■ What is required
Write out every record below exactly as it appears.

Dataset items:

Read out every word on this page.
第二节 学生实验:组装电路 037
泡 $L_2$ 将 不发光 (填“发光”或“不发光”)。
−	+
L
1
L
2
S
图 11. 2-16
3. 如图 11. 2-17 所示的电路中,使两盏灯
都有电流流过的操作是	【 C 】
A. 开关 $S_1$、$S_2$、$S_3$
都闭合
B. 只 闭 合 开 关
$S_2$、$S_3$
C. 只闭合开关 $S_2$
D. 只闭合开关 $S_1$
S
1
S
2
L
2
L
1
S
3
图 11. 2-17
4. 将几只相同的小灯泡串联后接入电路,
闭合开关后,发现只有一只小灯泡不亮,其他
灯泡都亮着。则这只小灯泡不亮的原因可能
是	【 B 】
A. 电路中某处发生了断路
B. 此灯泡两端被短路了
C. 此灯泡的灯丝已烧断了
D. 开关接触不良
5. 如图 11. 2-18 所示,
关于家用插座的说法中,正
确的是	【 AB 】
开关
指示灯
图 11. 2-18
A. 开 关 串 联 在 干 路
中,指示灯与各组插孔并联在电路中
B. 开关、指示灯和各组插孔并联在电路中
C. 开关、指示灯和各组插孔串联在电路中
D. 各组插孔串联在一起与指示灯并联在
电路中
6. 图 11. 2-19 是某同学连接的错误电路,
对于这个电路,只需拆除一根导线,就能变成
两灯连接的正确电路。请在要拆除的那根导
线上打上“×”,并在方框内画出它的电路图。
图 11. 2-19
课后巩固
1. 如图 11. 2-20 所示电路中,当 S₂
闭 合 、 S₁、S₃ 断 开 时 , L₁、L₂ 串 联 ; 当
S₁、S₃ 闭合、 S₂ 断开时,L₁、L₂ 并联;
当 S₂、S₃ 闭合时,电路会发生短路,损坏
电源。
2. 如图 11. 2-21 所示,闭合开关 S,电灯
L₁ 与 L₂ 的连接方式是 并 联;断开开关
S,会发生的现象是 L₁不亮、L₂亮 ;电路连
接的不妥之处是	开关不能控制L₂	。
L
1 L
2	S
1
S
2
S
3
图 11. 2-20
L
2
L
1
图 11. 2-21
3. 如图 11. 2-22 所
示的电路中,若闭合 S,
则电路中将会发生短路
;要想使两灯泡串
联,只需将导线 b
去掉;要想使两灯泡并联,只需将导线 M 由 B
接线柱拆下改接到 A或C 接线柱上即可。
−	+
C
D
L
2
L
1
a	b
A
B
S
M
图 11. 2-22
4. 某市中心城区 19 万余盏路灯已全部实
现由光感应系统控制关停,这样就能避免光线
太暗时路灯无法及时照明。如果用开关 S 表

■ Problem solution
Read out every word on this page.
第二节 学生实验:组装电路 037
泡 $L_2$ 将 不发光 (填“发光”或“不发光”)。
−	+
L
1
L
2
S
图 11. 2-16
3. 如图 11. 2-17 所示的电路中,使两盏灯
都有电流流过的操作是	【 C 】
A. 开关 $S_1$、$S_2$、$S_3$
都闭合
B. 只 闭 合 开 关
$S_2$、$S_3$
C. 只闭合开关 $S_2$
D. 只闭合开关 $S_1$
S
1
S
2
L
2
L
1
S
3
图 11. 2-17
4. 将几只相同的小灯泡串联后接入电路,
闭合开关后,发现只有一只小灯泡不亮,其他
灯泡都亮着。则这只小灯泡不亮的原因可能
是	【 B 】
A. 电路中某处发生了断路
B. 此灯泡两端被短路了
C. 此灯泡的灯丝已烧断了
D. 开关接触不良
5. 如图 11. 2-18 所示,
关于家用插座的说法中,正
确的是	【 AB 】
开关
指示灯
图 11. 2-18
A. 开 关 串 联 在 干 路
中,指示灯与各组插孔并联在电路中
B. 开关、指示灯和各组插孔并联在电路中
C. 开关、指示灯和各组插孔串联在电路中
D. 各组插孔串联在一起与指示灯并联在
电路中
6. 图 11. 2-19 是某同学连接的错误电路,
对于这个电路,只需拆除一根导线,就能变成
两灯连接的正确电路。请在要拆除的那根导
线上打上“×”,并在方框内画出它的电路图。
图 11. 2-19
课后巩固
1. 如图 11. 2-20 所示电路中,当 S₂
闭 合 、 S₁、S₃ 断 开 时 , L₁、L₂ 串 联 ; 当
S₁、S₃ 闭合、 S₂ 断开时,L₁、L₂ 并联;
当 S₂、S₃ 闭合时,电路会发生短路,损坏
电源。
2. 如图 11. 2-21 所示,闭合开关 S,电灯
L₁ 与 L₂ 的连接方式是 并 联;断开开关
S,会发生的现象是 L₁不亮、L₂亮 ;电路连
接的不妥之处是	开关不能控制L₂	。
L
1 L
2	S
1
S
2
S
3
图 11. 2-20
L
2
L
1
图 11. 2-21
3. 如图 11. 2-22 所
示的电路中,若闭合 S,
则电路中将会发生短路
;要想使两灯泡串
联,只需将导线 b
去掉;要想使两灯泡并联,只需将导线 M 由 B
接线柱拆下改接到 A或C 接线柱上即可。
−	+
C
D
L
2
L
1
a	b
A
B
S
M
图 11. 2-22
4. 某市中心城区 19 万余盏路灯已全部实
现由光感应系统控制关停,这样就能避免光线
太暗时路灯无法及时照明。如果用开关 S 表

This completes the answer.